■ What the exercise asks
Please repeat all of the lines that follow, exactly as written.

** BEGIN Given data **

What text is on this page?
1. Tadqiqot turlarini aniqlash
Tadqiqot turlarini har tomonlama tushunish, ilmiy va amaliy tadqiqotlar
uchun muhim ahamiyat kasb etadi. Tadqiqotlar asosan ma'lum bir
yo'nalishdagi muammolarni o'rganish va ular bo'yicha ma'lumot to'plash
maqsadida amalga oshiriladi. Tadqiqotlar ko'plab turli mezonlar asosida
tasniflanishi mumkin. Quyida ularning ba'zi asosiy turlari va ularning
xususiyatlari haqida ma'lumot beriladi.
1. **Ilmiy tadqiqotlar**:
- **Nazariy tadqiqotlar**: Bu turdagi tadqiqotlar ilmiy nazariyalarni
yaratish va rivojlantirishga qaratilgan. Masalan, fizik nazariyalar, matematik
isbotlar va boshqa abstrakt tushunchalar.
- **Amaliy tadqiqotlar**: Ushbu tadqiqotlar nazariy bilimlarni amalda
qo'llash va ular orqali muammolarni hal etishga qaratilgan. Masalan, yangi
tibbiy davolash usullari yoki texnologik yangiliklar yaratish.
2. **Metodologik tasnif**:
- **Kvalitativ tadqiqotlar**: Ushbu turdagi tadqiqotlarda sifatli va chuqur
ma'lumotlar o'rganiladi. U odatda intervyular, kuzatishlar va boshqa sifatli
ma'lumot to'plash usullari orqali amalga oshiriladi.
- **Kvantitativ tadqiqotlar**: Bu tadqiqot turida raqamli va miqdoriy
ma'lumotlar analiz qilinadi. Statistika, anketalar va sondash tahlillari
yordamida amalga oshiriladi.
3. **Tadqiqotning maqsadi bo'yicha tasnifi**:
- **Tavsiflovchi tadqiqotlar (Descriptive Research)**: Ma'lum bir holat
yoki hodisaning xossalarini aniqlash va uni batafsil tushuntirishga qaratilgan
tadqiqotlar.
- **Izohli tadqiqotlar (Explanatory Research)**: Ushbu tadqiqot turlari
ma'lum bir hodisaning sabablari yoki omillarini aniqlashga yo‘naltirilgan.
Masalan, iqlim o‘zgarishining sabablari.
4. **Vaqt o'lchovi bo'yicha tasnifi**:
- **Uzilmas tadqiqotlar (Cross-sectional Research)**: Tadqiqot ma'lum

** END Given data **

■ The result
What text is on this page?
1. Tadqiqot turlarini aniqlash
Tadqiqot turlarini har tomonlama tushunish, ilmiy va amaliy tadqiqotlar
uchun muhim ahamiyat kasb etadi. Tadqiqotlar asosan ma'lum bir
yo'nalishdagi muammolarni o'rganish va ular bo'yicha ma'lumot to'plash
maqsadida amalga oshiriladi. Tadqiqotlar ko'plab turli mezonlar asosida
tasniflanishi mumkin. Quyida ularning ba'zi asosiy turlari va ularning
xususiyatlari haqida ma'lumot beriladi.
1. **Ilmiy tadqiqotlar**:
- **Nazariy tadqiqotlar**: Bu turdagi tadqiqotlar ilmiy nazariyalarni
yaratish va rivojlantirishga qaratilgan. Masalan, fizik nazariyalar, matematik
isbotlar va boshqa abstrakt tushunchalar.
- **Amaliy tadqiqotlar**: Ushbu tadqiqotlar nazariy bilimlarni amalda
qo'llash va ular orqali muammolarni hal etishga qaratilgan. Masalan, yangi
tibbiy davolash usullari yoki texnologik yangiliklar yaratish.
2. **Metodologik tasnif**:
- **Kvalitativ tadqiqotlar**: Ushbu turdagi tadqiqotlarda sifatli va chuqur
ma'lumotlar o'rganiladi. U odatda intervyular, kuzatishlar va boshqa sifatli
ma'lumot to'plash usullari orqali amalga oshiriladi.
- **Kvantitativ tadqiqotlar**: Bu tadqiqot turida raqamli va miqdoriy
ma'lumotlar analiz qilinadi. Statistika, anketalar va sondash tahlillari
yordamida amalga oshiriladi.
3. **Tadqiqotning maqsadi bo'yicha tasnifi**:
- **Tavsiflovchi tadqiqotlar (Descriptive Research)**: Ma'lum bir holat
yoki hodisaning xossalarini aniqlash va uni batafsil tushuntirishga qaratilgan
tadqiqotlar.
- **Izohli tadqiqotlar (Explanatory Research)**: Ushbu tadqiqot turlari
ma'lum bir hodisaning sabablari yoki omillarini aniqlashga yo‘naltirilgan.
Masalan, iqlim o‘zgarishining sabablari.
4. **Vaqt o'lchovi bo'yicha tasnifi**:
- **Uzilmas tadqiqotlar (Cross-sectional Research)**: Tadqiqot ma'lum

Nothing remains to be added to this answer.